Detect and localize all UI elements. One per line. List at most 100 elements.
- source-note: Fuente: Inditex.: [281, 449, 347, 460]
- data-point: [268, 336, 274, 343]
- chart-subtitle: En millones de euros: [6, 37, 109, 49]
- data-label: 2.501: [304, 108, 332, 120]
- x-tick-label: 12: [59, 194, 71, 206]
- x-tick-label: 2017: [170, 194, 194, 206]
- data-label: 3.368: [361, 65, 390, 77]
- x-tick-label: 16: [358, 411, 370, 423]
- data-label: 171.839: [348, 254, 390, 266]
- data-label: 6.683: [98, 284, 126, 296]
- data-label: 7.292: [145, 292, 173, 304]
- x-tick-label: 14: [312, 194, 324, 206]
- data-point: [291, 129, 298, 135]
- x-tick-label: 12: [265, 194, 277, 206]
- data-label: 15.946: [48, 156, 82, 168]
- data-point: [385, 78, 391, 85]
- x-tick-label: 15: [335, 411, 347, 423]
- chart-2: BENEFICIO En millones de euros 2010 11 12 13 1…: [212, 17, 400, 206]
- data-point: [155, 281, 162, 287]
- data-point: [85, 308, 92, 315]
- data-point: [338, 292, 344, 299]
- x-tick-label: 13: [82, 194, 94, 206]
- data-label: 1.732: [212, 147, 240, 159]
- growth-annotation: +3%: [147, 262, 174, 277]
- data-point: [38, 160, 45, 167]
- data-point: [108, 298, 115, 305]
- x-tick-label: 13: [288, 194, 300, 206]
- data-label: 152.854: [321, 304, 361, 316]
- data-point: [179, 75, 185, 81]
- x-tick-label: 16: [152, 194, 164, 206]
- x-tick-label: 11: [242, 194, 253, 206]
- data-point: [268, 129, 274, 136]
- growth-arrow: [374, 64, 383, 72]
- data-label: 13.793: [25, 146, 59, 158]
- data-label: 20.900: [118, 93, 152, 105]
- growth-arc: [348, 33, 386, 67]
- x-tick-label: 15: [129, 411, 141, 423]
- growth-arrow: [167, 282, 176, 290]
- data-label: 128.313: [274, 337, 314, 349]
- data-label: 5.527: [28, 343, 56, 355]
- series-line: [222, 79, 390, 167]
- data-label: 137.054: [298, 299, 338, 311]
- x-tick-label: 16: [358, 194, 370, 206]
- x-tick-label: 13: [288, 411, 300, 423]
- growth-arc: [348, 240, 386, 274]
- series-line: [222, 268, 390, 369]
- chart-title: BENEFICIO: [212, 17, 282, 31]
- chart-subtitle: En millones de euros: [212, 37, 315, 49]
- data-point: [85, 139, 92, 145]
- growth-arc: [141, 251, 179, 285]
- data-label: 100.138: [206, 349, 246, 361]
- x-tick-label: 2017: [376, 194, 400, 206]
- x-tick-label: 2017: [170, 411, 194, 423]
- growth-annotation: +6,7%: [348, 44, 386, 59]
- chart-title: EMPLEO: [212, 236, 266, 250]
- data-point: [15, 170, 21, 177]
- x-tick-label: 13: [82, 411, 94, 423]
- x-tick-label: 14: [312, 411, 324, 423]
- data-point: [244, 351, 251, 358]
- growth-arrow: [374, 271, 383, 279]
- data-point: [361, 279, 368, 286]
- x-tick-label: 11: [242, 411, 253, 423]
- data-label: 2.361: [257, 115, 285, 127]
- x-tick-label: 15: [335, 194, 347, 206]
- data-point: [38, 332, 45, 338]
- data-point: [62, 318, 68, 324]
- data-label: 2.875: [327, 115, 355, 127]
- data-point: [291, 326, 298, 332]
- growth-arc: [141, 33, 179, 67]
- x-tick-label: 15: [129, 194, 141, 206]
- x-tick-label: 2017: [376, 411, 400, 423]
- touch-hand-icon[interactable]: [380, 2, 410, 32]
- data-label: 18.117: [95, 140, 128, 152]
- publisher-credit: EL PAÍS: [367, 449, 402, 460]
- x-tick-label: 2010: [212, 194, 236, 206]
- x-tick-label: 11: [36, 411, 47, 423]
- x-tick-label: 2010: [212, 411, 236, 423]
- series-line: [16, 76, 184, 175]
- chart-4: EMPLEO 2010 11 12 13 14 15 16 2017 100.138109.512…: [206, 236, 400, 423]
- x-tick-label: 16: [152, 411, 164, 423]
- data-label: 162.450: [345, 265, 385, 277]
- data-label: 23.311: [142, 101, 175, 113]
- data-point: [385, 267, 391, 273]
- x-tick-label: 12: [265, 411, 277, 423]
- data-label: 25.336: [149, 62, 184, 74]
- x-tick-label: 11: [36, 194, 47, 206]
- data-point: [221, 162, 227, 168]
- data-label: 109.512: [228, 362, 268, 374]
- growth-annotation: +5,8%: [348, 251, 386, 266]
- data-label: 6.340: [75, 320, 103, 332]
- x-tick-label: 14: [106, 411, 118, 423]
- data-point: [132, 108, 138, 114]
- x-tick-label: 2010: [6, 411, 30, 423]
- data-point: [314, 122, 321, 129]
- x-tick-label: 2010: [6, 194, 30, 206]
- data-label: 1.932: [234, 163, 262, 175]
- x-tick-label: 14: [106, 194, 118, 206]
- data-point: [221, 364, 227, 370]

******

■ Exercise instructions ■
Copy the records verbatim from their first line up to and including the line with "- data-label: 2.501: [304, 108, 332, 120]".

■ Exercise output ■
Detect and localize all UI elements. One per line. List at most 100 elements.
- source-note: Fuente: Inditex.: [281, 449, 347, 460]
- data-point: [268, 336, 274, 343]
- chart-subtitle: En millones de euros: [6, 37, 109, 49]
- data-label: 2.501: [304, 108, 332, 120]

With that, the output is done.